→ **Given exercise**
Omit every picture and output the rest of the records exactly as they are.

........

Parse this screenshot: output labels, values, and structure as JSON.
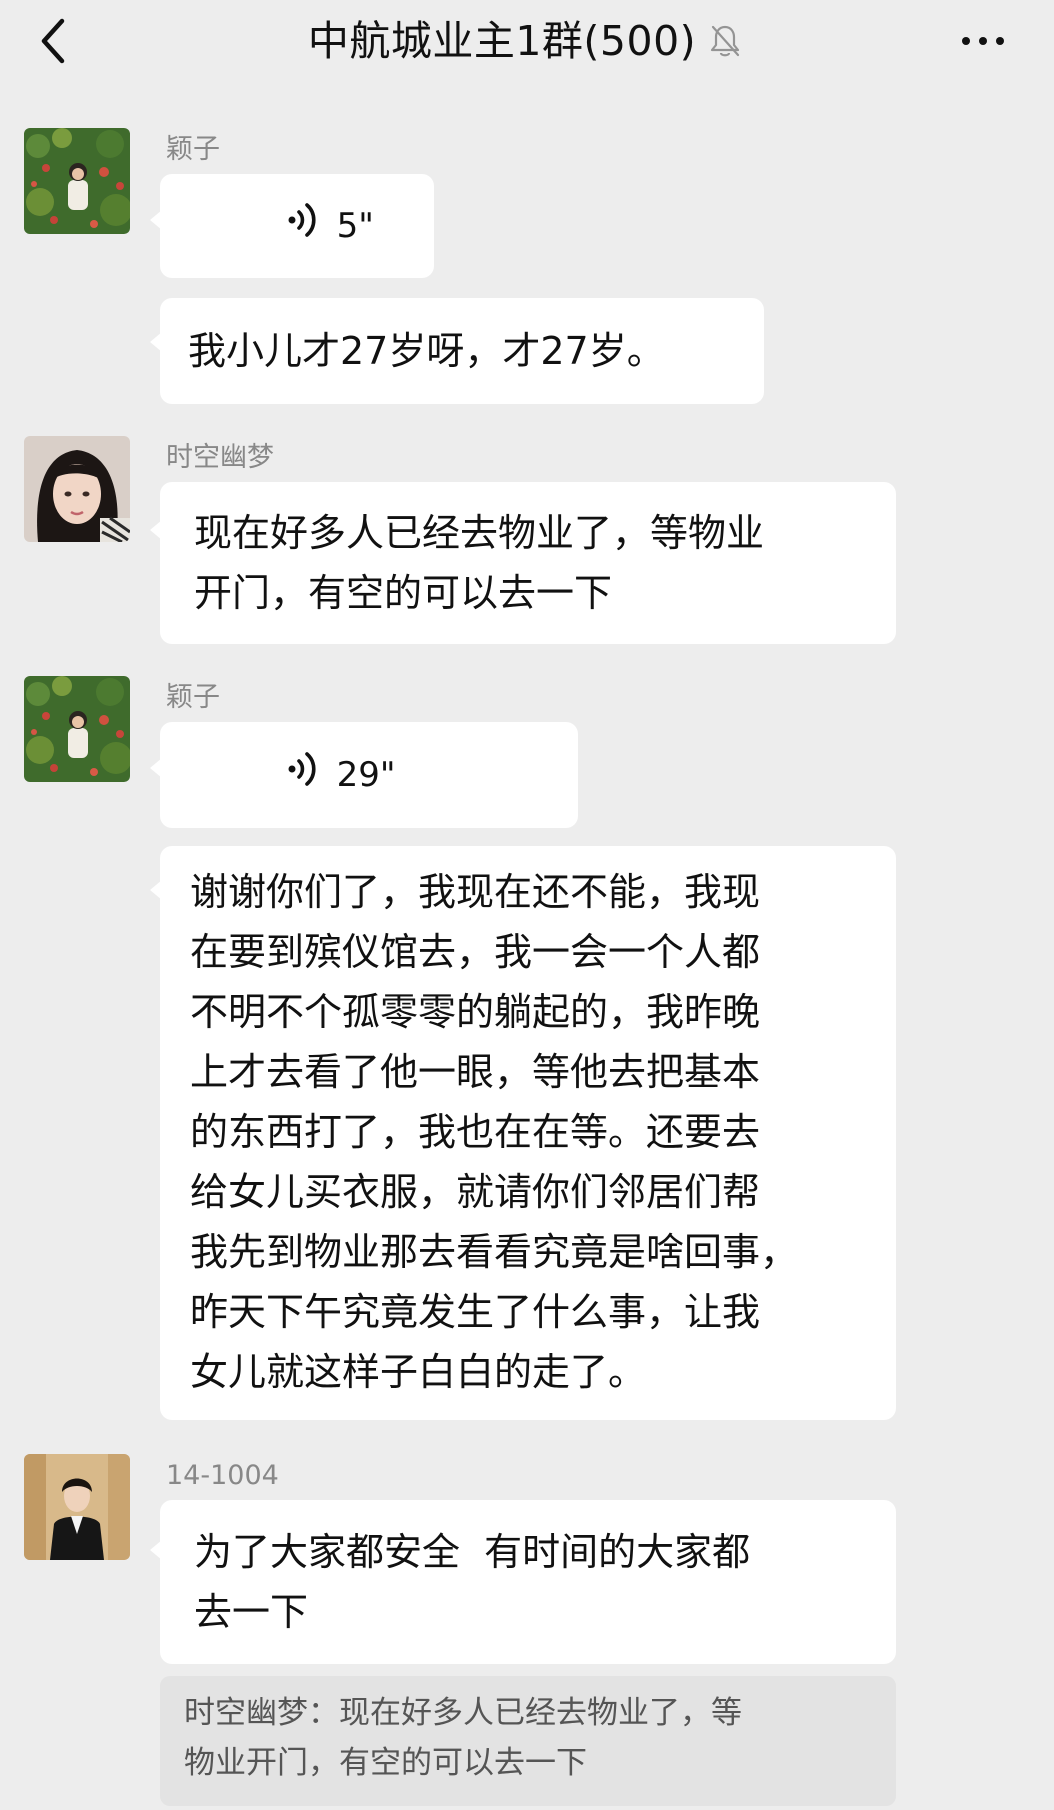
{
  "header": {
    "title": "中航城业主1群(500)",
    "back_icon": "back-chevron-icon",
    "mute_icon": "bell-muted-icon",
    "more_icon": "more-dots-icon"
  },
  "messages": [
    {
      "sender": "颖子",
      "avatar": "garden-photo-avatar",
      "voice_duration": "5\"",
      "text": "我小儿才27岁呀，才27岁。"
    },
    {
      "sender": "时空幽梦",
      "avatar": "woman-portrait-avatar",
      "text": "现在好多人已经去物业了，等物业\n开门，有空的可以去一下"
    },
    {
      "sender": "颖子",
      "avatar": "garden-photo-avatar",
      "voice_duration": "29\"",
      "text": "谢谢你们了，我现在还不能，我现\n在要到殡仪馆去，我一会一个人都\n不明不个孤零零的躺起的，我昨晚\n上才去看了他一眼，等他去把基本\n的东西打了，我也在在等。还要去\n给女儿买衣服，就请你们邻居们帮\n我先到物业那去看看究竟是啥回事，\n昨天下午究竟发生了什么事，让我\n女儿就这样子白白的走了。"
    },
    {
      "sender": "14-1004",
      "avatar": "man-portrait-avatar",
      "text": "为了大家都安全  有时间的大家都\n去一下",
      "quote": "时空幽梦：现在好多人已经去物业了，等\n物业开门，有空的可以去一下"
    }
  ]
}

........

→ **Finished exercise**
Parse this screenshot: output labels, values, and structure as JSON.
{
  "header": {
    "title": "中航城业主1群(500)",
    "back_icon": "back-chevron-icon",
    "mute_icon": "bell-muted-icon",
    "more_icon": "more-dots-icon"
  },
  "messages": [
    {
      "sender": "颖子",
      "avatar": "garden-photo-avatar",
      "voice_duration": "5\"",
      "text": "我小儿才27岁呀，才27岁。"
    },
    {
      "sender": "时空幽梦",
      "avatar": "woman-portrait-avatar",
      "text": "现在好多人已经去物业了，等物业\n开门，有空的可以去一下"
    },
    {
      "sender": "颖子",
      "avatar": "garden-photo-avatar",
      "voice_duration": "29\"",
      "text": "谢谢你们了，我现在还不能，我现\n在要到殡仪馆去，我一会一个人都\n不明不个孤零零的躺起的，我昨晚\n上才去看了他一眼，等他去把基本\n的东西打了，我也在在等。还要去\n给女儿买衣服，就请你们邻居们帮\n我先到物业那去看看究竟是啥回事，\n昨天下午究竟发生了什么事，让我\n女儿就这样子白白的走了。"
    },
    {
      "sender": "14-1004",
      "avatar": "man-portrait-avatar",
      "text": "为了大家都安全  有时间的大家都\n去一下",
      "quote": "时空幽梦：现在好多人已经去物业了，等\n物业开门，有空的可以去一下"
    }
  ]
}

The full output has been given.